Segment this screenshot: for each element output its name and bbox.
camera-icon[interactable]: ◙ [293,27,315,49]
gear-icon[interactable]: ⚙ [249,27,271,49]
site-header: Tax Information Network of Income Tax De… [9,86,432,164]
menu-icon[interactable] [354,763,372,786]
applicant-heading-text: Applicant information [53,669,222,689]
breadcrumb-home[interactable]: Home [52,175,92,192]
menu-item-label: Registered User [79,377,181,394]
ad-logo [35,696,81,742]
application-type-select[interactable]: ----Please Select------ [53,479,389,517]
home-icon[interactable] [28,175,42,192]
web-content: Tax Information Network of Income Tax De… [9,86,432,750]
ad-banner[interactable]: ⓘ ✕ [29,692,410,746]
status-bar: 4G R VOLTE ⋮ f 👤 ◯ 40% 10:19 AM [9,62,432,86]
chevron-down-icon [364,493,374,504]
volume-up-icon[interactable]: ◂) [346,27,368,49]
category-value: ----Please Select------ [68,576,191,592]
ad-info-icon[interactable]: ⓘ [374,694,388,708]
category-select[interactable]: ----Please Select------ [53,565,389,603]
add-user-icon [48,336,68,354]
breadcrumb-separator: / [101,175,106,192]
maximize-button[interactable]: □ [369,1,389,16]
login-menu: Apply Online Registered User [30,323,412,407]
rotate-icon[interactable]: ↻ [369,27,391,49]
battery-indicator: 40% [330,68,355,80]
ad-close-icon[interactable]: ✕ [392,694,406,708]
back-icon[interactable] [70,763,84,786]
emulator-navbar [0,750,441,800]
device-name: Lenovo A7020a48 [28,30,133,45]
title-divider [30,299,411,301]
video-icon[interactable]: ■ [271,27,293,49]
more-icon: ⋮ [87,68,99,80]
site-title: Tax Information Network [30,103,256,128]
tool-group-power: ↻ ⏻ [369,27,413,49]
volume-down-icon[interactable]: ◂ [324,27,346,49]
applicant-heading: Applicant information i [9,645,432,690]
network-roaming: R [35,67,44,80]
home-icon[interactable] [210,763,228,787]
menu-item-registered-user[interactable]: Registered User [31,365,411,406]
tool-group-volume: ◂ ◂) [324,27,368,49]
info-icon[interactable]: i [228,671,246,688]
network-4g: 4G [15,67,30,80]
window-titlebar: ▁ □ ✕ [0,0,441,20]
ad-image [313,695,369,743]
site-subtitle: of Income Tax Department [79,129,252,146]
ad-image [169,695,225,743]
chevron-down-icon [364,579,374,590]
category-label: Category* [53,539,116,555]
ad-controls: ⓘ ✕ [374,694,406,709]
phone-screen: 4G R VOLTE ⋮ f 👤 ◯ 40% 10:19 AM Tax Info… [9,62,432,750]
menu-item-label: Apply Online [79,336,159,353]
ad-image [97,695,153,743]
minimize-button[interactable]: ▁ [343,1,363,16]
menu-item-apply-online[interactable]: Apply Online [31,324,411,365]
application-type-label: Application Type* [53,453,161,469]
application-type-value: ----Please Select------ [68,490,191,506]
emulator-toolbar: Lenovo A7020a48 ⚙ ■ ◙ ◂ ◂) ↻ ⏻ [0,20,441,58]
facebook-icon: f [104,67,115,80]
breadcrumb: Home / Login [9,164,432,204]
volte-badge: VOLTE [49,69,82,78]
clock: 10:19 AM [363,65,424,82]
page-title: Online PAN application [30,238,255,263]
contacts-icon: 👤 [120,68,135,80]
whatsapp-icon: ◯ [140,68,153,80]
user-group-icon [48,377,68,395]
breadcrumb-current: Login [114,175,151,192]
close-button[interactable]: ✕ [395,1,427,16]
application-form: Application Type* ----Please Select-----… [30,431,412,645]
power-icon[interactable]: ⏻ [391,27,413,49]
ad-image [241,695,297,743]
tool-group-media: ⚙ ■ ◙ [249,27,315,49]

━━━

REQUIREMENT >> Copy every row above word for word, keeping the order and all symbols and numbers unchanged.

PROBLEM SOLUTION >>
Segment this screenshot: for each element output its name and bbox.
camera-icon[interactable]: ◙ [293,27,315,49]
gear-icon[interactable]: ⚙ [249,27,271,49]
site-header: Tax Information Network of Income Tax De… [9,86,432,164]
menu-icon[interactable] [354,763,372,786]
applicant-heading-text: Applicant information [53,669,222,689]
breadcrumb-home[interactable]: Home [52,175,92,192]
menu-item-label: Registered User [79,377,181,394]
ad-logo [35,696,81,742]
application-type-select[interactable]: ----Please Select------ [53,479,389,517]
home-icon[interactable] [28,175,42,192]
web-content: Tax Information Network of Income Tax De… [9,86,432,750]
ad-banner[interactable]: ⓘ ✕ [29,692,410,746]
status-bar: 4G R VOLTE ⋮ f 👤 ◯ 40% 10:19 AM [9,62,432,86]
chevron-down-icon [364,493,374,504]
volume-up-icon[interactable]: ◂) [346,27,368,49]
category-value: ----Please Select------ [68,576,191,592]
ad-info-icon[interactable]: ⓘ [374,694,388,708]
category-select[interactable]: ----Please Select------ [53,565,389,603]
add-user-icon [48,336,68,354]
breadcrumb-separator: / [101,175,106,192]
maximize-button[interactable]: □ [369,1,389,16]
login-menu: Apply Online Registered User [30,323,412,407]
rotate-icon[interactable]: ↻ [369,27,391,49]
battery-indicator: 40% [330,68,355,80]
ad-close-icon[interactable]: ✕ [392,694,406,708]
back-icon[interactable] [70,763,84,786]
emulator-navbar [0,750,441,800]
device-name: Lenovo A7020a48 [28,30,133,45]
title-divider [30,299,411,301]
video-icon[interactable]: ■ [271,27,293,49]
more-icon: ⋮ [87,68,99,80]
site-title: Tax Information Network [30,103,256,128]
tool-group-power: ↻ ⏻ [369,27,413,49]
volume-down-icon[interactable]: ◂ [324,27,346,49]
applicant-heading: Applicant information i [9,645,432,690]
network-roaming: R [35,67,44,80]
home-icon[interactable] [210,763,228,787]
menu-item-registered-user[interactable]: Registered User [31,365,411,406]
tool-group-volume: ◂ ◂) [324,27,368,49]
info-icon[interactable]: i [228,671,246,688]
network-4g: 4G [15,67,30,80]
window-titlebar: ▁ □ ✕ [0,0,441,20]
ad-image [313,695,369,743]
site-subtitle: of Income Tax Department [79,129,252,146]
ad-image [169,695,225,743]
chevron-down-icon [364,579,374,590]
category-label: Category* [53,539,116,555]
ad-controls: ⓘ ✕ [374,694,406,709]
phone-screen: 4G R VOLTE ⋮ f 👤 ◯ 40% 10:19 AM Tax Info… [9,62,432,750]
menu-item-label: Apply Online [79,336,159,353]
ad-image [97,695,153,743]
minimize-button[interactable]: ▁ [343,1,363,16]
menu-item-apply-online[interactable]: Apply Online [31,324,411,365]
application-type-label: Application Type* [53,453,161,469]
application-type-value: ----Please Select------ [68,490,191,506]
emulator-toolbar: Lenovo A7020a48 ⚙ ■ ◙ ◂ ◂) ↻ ⏻ [0,20,441,58]
facebook-icon: f [104,67,115,80]
breadcrumb: Home / Login [9,164,432,204]
volte-badge: VOLTE [49,69,82,78]
clock: 10:19 AM [363,65,424,82]
page-title: Online PAN application [30,238,255,263]
contacts-icon: 👤 [120,68,135,80]
whatsapp-icon: ◯ [140,68,153,80]
user-group-icon [48,377,68,395]
breadcrumb-current: Login [114,175,151,192]
close-button[interactable]: ✕ [395,1,427,16]
application-form: Application Type* ----Please Select-----… [30,431,412,645]
power-icon[interactable]: ⏻ [391,27,413,49]
ad-image [241,695,297,743]
tool-group-media: ⚙ ■ ◙ [249,27,315,49]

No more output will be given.